══ DATA SUPPLIED
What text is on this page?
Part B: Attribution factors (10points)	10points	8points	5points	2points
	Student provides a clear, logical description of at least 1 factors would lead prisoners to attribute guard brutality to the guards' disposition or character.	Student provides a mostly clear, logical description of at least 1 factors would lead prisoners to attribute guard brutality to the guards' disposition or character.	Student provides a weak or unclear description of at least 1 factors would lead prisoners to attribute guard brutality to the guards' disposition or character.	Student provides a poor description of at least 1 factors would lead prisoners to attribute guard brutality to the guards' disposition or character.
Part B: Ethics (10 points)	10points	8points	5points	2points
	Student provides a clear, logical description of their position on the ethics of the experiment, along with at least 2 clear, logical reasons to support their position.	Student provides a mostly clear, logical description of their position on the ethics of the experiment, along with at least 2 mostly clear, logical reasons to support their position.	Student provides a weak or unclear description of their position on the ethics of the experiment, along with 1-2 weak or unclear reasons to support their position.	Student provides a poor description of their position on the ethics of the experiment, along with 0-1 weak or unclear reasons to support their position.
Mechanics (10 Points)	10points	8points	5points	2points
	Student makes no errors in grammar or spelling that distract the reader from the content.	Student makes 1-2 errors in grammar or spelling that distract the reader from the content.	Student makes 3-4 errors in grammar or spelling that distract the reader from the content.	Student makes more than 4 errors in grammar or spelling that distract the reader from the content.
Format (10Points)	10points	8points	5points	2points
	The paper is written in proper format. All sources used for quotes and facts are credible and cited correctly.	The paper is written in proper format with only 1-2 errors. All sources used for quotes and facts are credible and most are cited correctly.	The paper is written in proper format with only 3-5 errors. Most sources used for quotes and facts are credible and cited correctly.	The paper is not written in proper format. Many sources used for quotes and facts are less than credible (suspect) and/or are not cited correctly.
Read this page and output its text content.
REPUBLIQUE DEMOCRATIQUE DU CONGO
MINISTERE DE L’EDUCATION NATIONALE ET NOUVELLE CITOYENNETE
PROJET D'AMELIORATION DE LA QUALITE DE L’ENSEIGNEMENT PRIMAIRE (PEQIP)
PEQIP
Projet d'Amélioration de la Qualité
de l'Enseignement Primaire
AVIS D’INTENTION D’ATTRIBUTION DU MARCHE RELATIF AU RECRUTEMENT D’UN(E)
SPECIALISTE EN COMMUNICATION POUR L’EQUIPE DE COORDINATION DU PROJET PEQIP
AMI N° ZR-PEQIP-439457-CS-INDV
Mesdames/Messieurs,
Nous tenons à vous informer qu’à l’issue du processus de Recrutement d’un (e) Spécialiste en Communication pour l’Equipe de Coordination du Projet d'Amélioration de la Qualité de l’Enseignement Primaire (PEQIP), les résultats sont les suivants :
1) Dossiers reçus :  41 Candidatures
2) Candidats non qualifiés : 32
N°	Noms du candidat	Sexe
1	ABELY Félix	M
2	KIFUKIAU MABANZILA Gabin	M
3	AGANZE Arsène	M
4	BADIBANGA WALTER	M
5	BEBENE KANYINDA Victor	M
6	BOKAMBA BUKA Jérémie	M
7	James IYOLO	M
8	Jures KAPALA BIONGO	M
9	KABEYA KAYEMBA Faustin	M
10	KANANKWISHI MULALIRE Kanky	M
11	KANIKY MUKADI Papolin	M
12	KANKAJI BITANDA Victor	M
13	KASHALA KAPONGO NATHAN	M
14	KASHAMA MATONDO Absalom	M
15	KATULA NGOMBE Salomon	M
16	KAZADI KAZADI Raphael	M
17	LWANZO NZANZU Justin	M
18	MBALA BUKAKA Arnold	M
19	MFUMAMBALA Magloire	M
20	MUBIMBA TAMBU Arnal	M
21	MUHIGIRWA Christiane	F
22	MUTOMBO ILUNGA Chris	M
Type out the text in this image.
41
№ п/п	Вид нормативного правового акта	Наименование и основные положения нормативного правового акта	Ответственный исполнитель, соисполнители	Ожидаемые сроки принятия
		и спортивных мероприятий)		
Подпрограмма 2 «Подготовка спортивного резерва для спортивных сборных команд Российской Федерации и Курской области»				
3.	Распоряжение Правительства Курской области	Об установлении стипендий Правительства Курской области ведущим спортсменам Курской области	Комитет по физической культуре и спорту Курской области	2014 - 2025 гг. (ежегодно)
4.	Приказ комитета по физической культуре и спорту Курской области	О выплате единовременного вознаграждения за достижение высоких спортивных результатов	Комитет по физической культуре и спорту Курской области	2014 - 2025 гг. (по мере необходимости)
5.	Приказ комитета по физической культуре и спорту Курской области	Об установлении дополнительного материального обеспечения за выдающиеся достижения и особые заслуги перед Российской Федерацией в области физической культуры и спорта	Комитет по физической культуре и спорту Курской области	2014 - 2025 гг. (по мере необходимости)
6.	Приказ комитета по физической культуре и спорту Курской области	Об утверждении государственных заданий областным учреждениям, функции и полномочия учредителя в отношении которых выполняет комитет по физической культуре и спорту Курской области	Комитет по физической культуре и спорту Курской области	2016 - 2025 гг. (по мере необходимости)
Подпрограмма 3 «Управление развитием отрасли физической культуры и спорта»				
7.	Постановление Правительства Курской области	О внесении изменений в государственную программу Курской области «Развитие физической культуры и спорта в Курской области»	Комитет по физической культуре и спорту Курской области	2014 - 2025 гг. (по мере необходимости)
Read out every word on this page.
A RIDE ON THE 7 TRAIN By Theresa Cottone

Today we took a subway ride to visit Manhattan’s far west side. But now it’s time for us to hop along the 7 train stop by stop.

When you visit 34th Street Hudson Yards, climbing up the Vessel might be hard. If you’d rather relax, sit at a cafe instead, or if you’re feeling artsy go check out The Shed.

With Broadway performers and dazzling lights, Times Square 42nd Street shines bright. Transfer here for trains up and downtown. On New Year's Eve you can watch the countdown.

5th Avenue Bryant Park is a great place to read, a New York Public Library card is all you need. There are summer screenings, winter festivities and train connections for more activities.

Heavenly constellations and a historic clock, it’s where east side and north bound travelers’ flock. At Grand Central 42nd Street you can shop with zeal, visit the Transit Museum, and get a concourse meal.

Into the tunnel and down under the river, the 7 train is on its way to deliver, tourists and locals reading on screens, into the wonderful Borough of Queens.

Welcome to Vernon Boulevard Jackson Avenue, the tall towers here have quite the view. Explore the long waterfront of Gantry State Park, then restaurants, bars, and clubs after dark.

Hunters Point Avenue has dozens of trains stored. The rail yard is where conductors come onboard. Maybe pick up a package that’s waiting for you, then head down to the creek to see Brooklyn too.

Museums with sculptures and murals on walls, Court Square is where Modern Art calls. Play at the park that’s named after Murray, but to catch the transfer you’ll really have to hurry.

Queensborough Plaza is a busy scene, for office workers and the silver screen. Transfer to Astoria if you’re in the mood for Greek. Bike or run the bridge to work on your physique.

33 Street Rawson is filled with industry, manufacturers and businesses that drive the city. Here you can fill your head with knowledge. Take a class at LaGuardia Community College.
════
■ EXERCISE DETAILS ■
Check every line of the listing for the string "Victor" and report how many lines have it, as a number alone.

■ EXERCISE OUTPUT ■
2